### The exercise
Copy out each line exactly as it appears.

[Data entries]
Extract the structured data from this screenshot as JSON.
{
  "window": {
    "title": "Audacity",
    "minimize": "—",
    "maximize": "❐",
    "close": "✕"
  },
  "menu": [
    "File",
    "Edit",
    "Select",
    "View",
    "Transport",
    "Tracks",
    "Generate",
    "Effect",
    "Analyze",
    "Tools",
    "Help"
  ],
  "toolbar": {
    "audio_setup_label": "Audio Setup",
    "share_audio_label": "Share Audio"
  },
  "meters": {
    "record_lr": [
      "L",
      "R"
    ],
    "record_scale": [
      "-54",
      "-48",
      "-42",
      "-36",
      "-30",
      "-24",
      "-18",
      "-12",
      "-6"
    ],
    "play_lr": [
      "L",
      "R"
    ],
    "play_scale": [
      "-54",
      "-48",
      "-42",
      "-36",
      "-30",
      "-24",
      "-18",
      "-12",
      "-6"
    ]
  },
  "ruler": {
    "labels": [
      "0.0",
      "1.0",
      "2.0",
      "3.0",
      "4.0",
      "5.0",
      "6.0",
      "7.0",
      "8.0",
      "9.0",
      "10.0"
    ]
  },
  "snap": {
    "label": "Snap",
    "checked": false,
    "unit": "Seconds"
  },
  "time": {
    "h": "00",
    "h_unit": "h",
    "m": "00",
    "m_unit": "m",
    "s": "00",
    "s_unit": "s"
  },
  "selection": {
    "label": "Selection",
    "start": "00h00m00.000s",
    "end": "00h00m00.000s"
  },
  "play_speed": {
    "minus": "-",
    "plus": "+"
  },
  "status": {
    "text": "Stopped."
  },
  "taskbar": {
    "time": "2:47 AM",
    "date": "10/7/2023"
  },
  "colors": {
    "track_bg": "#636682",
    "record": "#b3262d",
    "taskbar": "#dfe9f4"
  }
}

### Answer for the task
Extract the structured data from this screenshot as JSON.
{
  "window": {
    "title": "Audacity",
    "minimize": "—",
    "maximize": "❐",
    "close": "✕"
  },
  "menu": [
    "File",
    "Edit",
    "Select",
    "View",
    "Transport",
    "Tracks",
    "Generate",
    "Effect",
    "Analyze",
    "Tools",
    "Help"
  ],
  "toolbar": {
    "audio_setup_label": "Audio Setup",
    "share_audio_label": "Share Audio"
  },
  "meters": {
    "record_lr": [
      "L",
      "R"
    ],
    "record_scale": [
      "-54",
      "-48",
      "-42",
      "-36",
      "-30",
      "-24",
      "-18",
      "-12",
      "-6"
    ],
    "play_lr": [
      "L",
      "R"
    ],
    "play_scale": [
      "-54",
      "-48",
      "-42",
      "-36",
      "-30",
      "-24",
      "-18",
      "-12",
      "-6"
    ]
  },
  "ruler": {
    "labels": [
      "0.0",
      "1.0",
      "2.0",
      "3.0",
      "4.0",
      "5.0",
      "6.0",
      "7.0",
      "8.0",
      "9.0",
      "10.0"
    ]
  },
  "snap": {
    "label": "Snap",
    "checked": false,
    "unit": "Seconds"
  },
  "time": {
    "h": "00",
    "h_unit": "h",
    "m": "00",
    "m_unit": "m",
    "s": "00",
    "s_unit": "s"
  },
  "selection": {
    "label": "Selection",
    "start": "00h00m00.000s",
    "end": "00h00m00.000s"
  },
  "play_speed": {
    "minus": "-",
    "plus": "+"
  },
  "status": {
    "text": "Stopped."
  },
  "taskbar": {
    "time": "2:47 AM",
    "date": "10/7/2023"
  },
  "colors": {
    "track_bg": "#636682",
    "record": "#b3262d",
    "taskbar": "#dfe9f4"
  }
}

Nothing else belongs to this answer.